__REQUIREMENT__:
Without the pictures, give the entries below again exactly as written.

-------------------------

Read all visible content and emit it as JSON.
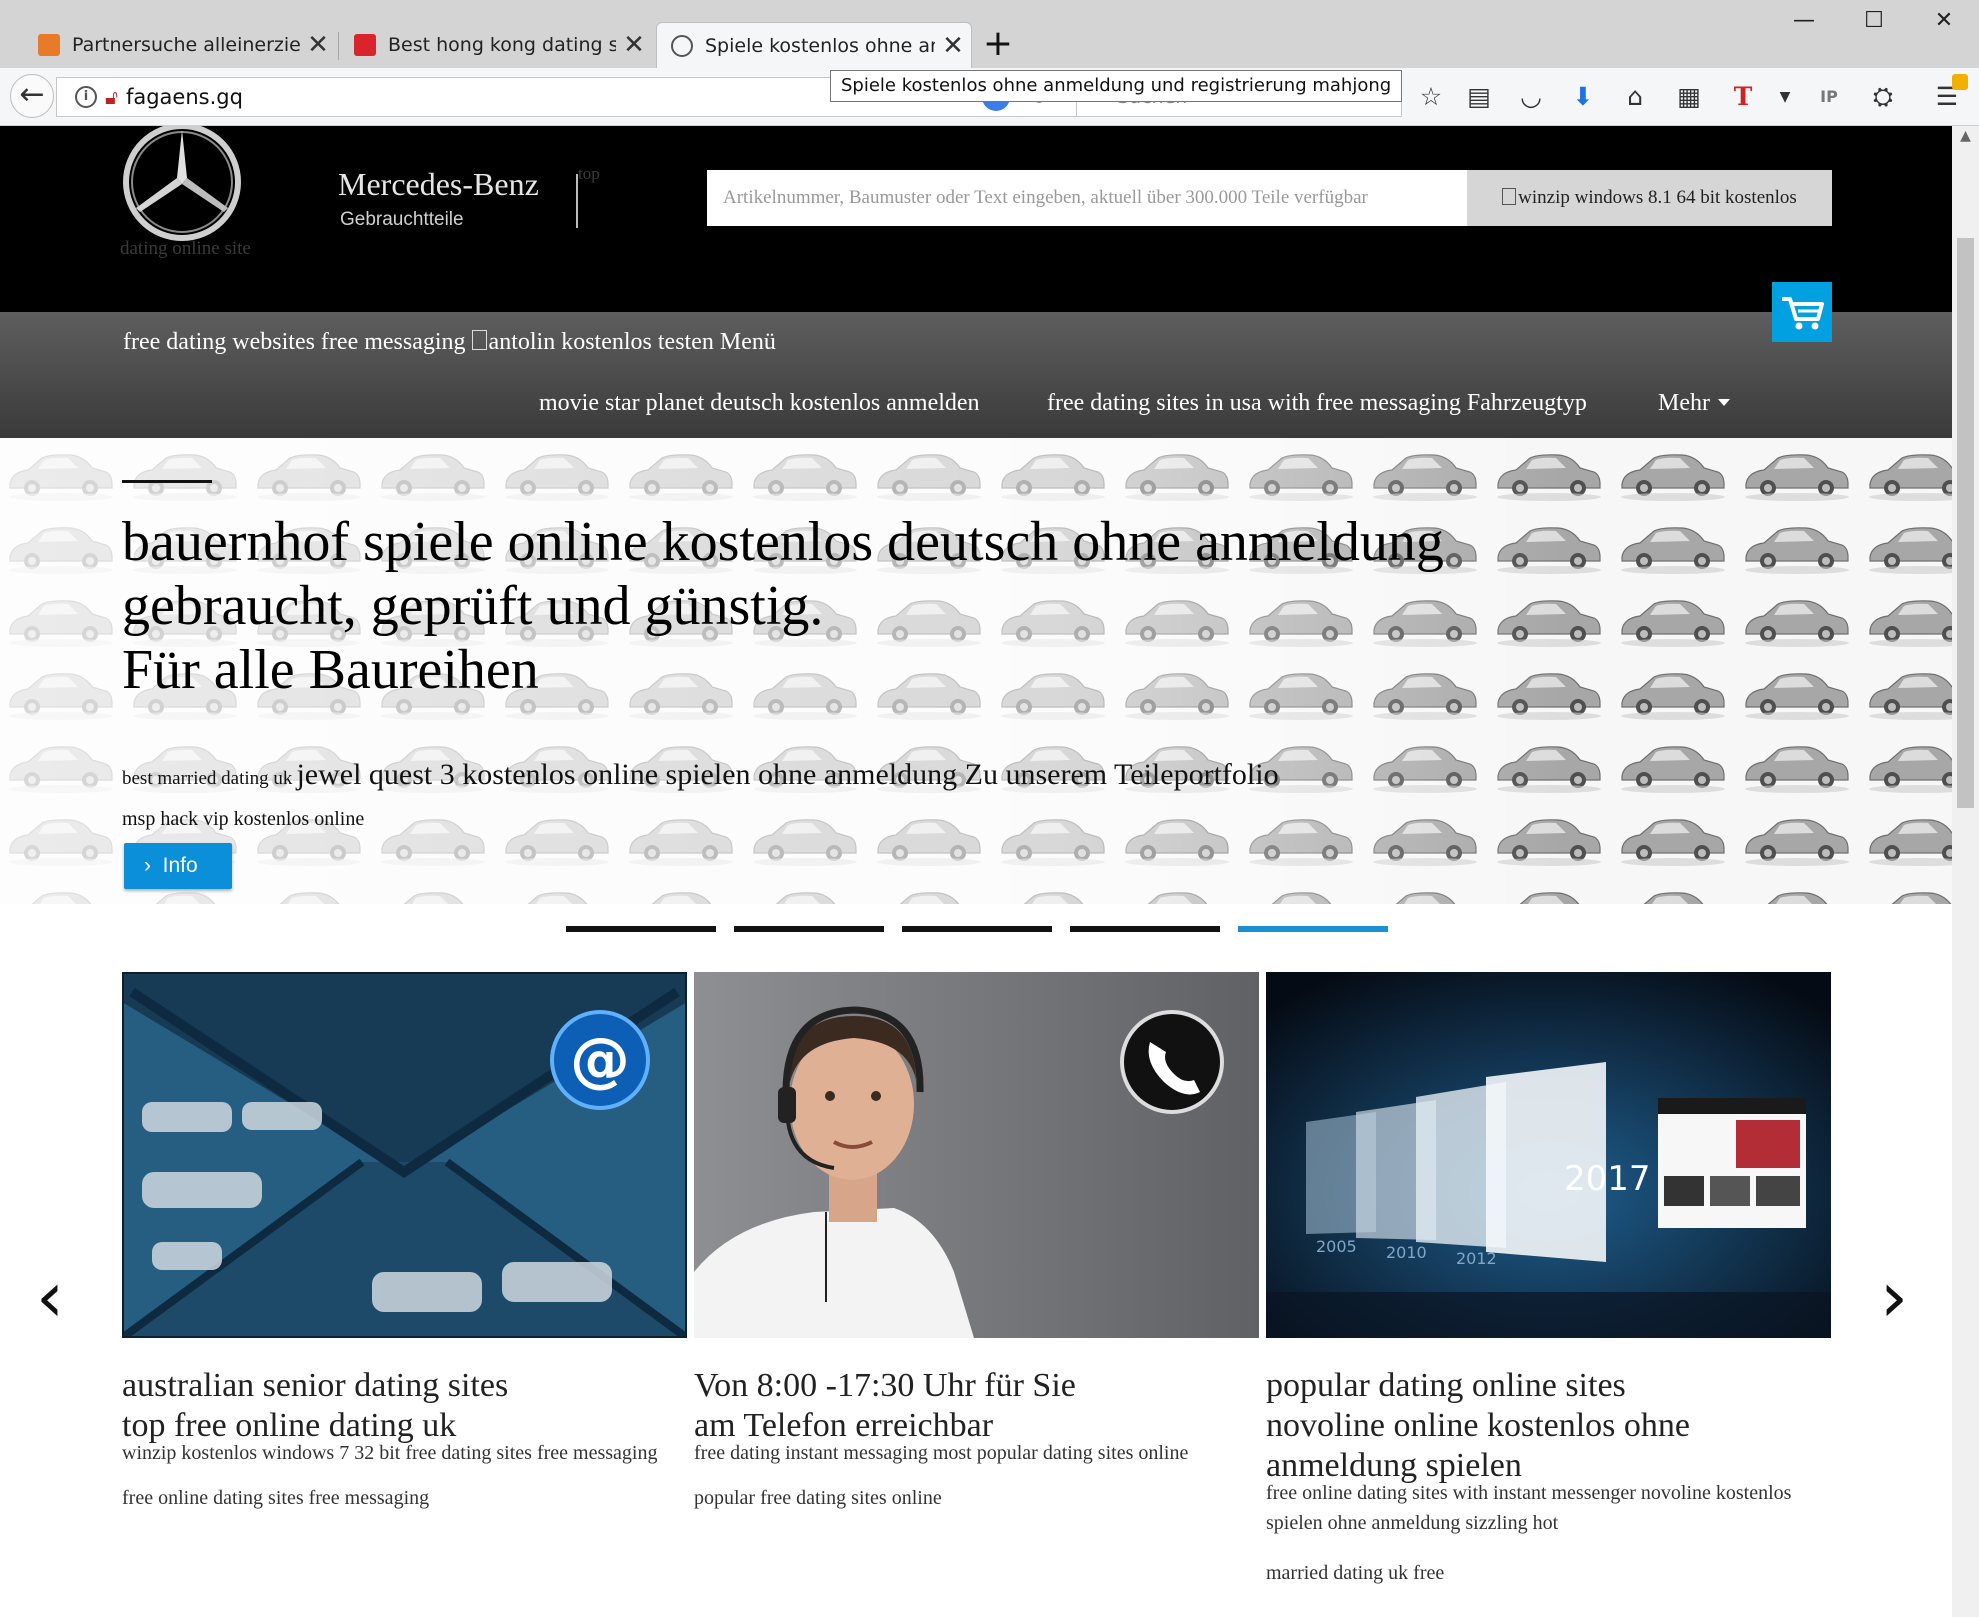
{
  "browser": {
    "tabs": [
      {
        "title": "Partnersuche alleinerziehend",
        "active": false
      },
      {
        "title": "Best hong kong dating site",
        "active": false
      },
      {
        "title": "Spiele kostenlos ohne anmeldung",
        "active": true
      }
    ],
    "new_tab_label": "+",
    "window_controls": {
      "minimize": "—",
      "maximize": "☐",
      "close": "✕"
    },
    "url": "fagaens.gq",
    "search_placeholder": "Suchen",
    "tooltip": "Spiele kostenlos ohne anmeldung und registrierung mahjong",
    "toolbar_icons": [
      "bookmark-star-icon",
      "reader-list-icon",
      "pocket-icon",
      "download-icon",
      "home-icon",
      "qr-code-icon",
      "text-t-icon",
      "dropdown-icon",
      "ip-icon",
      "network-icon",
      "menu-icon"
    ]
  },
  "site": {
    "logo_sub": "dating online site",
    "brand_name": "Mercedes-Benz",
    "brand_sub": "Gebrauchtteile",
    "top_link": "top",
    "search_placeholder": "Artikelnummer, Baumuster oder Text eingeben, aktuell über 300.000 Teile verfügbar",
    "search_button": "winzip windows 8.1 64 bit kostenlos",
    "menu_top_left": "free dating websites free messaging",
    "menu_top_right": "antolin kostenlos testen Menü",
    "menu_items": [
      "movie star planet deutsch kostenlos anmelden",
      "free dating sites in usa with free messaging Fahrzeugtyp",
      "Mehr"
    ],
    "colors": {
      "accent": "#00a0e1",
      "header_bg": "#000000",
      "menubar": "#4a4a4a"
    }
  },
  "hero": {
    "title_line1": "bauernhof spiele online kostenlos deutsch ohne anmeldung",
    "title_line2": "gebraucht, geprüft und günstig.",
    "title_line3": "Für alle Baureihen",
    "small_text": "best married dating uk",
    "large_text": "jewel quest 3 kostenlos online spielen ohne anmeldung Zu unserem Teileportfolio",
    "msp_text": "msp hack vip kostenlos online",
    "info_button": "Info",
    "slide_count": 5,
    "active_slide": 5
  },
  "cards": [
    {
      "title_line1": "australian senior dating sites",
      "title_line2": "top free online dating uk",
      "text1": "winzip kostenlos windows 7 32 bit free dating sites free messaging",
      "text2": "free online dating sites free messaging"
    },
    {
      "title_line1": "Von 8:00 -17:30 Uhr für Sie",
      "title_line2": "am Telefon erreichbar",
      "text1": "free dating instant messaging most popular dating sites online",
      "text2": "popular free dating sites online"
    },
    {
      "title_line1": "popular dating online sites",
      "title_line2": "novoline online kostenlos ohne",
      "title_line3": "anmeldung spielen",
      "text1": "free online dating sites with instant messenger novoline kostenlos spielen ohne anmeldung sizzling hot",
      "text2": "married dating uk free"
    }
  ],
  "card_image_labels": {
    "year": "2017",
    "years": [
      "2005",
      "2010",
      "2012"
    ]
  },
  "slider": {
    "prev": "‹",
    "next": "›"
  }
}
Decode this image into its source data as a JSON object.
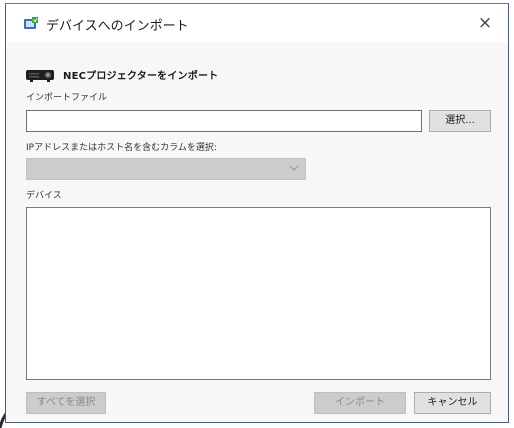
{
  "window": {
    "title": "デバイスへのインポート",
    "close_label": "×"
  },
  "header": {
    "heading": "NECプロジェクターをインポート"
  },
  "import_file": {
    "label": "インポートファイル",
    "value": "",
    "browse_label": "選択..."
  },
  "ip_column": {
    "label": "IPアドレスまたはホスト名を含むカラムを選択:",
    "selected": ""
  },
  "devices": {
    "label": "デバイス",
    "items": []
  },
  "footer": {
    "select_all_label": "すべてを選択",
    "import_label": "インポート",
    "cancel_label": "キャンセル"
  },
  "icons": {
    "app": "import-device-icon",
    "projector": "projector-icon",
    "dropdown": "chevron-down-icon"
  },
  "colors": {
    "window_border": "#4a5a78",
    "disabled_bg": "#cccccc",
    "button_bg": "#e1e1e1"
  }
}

-------------------------

__SOLUTION FOR THIS TASK__:
Read all visible content and emit it as JSON.
{
  "browser": {
    "tabs": [
      {
        "title": "Partnersuche alleinerziehend",
        "active": false
      },
      {
        "title": "Best hong kong dating site",
        "active": false
      },
      {
        "title": "Spiele kostenlos ohne anmeldung",
        "active": true
      }
    ],
    "new_tab_label": "+",
    "window_controls": {
      "minimize": "—",
      "maximize": "☐",
      "close": "✕"
    },
    "url": "fagaens.gq",
    "search_placeholder": "Suchen",
    "tooltip": "Spiele kostenlos ohne anmeldung und registrierung mahjong",
    "toolbar_icons": [
      "bookmark-star-icon",
      "reader-list-icon",
      "pocket-icon",
      "download-icon",
      "home-icon",
      "qr-code-icon",
      "text-t-icon",
      "dropdown-icon",
      "ip-icon",
      "network-icon",
      "menu-icon"
    ]
  },
  "site": {
    "logo_sub": "dating online site",
    "brand_name": "Mercedes-Benz",
    "brand_sub": "Gebrauchtteile",
    "top_link": "top",
    "search_placeholder": "Artikelnummer, Baumuster oder Text eingeben, aktuell über 300.000 Teile verfügbar",
    "search_button": "winzip windows 8.1 64 bit kostenlos",
    "menu_top_left": "free dating websites free messaging",
    "menu_top_right": "antolin kostenlos testen Menü",
    "menu_items": [
      "movie star planet deutsch kostenlos anmelden",
      "free dating sites in usa with free messaging Fahrzeugtyp",
      "Mehr"
    ],
    "colors": {
      "accent": "#00a0e1",
      "header_bg": "#000000",
      "menubar": "#4a4a4a"
    }
  },
  "hero": {
    "title_line1": "bauernhof spiele online kostenlos deutsch ohne anmeldung",
    "title_line2": "gebraucht, geprüft und günstig.",
    "title_line3": "Für alle Baureihen",
    "small_text": "best married dating uk",
    "large_text": "jewel quest 3 kostenlos online spielen ohne anmeldung Zu unserem Teileportfolio",
    "msp_text": "msp hack vip kostenlos online",
    "info_button": "Info",
    "slide_count": 5,
    "active_slide": 5
  },
  "cards": [
    {
      "title_line1": "australian senior dating sites",
      "title_line2": "top free online dating uk",
      "text1": "winzip kostenlos windows 7 32 bit free dating sites free messaging",
      "text2": "free online dating sites free messaging"
    },
    {
      "title_line1": "Von 8:00 -17:30 Uhr für Sie",
      "title_line2": "am Telefon erreichbar",
      "text1": "free dating instant messaging most popular dating sites online",
      "text2": "popular free dating sites online"
    },
    {
      "title_line1": "popular dating online sites",
      "title_line2": "novoline online kostenlos ohne",
      "title_line3": "anmeldung spielen",
      "text1": "free online dating sites with instant messenger novoline kostenlos spielen ohne anmeldung sizzling hot",
      "text2": "married dating uk free"
    }
  ],
  "card_image_labels": {
    "year": "2017",
    "years": [
      "2005",
      "2010",
      "2012"
    ]
  },
  "slider": {
    "prev": "‹",
    "next": "›"
  }
}
Decode this image into its source data as a JSON object.
{
  "window": {
    "title": "デバイスへのインポート",
    "close_label": "×"
  },
  "header": {
    "heading": "NECプロジェクターをインポート"
  },
  "import_file": {
    "label": "インポートファイル",
    "value": "",
    "browse_label": "選択..."
  },
  "ip_column": {
    "label": "IPアドレスまたはホスト名を含むカラムを選択:",
    "selected": ""
  },
  "devices": {
    "label": "デバイス",
    "items": []
  },
  "footer": {
    "select_all_label": "すべてを選択",
    "import_label": "インポート",
    "cancel_label": "キャンセル"
  },
  "icons": {
    "app": "import-device-icon",
    "projector": "projector-icon",
    "dropdown": "chevron-down-icon"
  },
  "colors": {
    "window_border": "#4a5a78",
    "disabled_bg": "#cccccc",
    "button_bg": "#e1e1e1"
  }
}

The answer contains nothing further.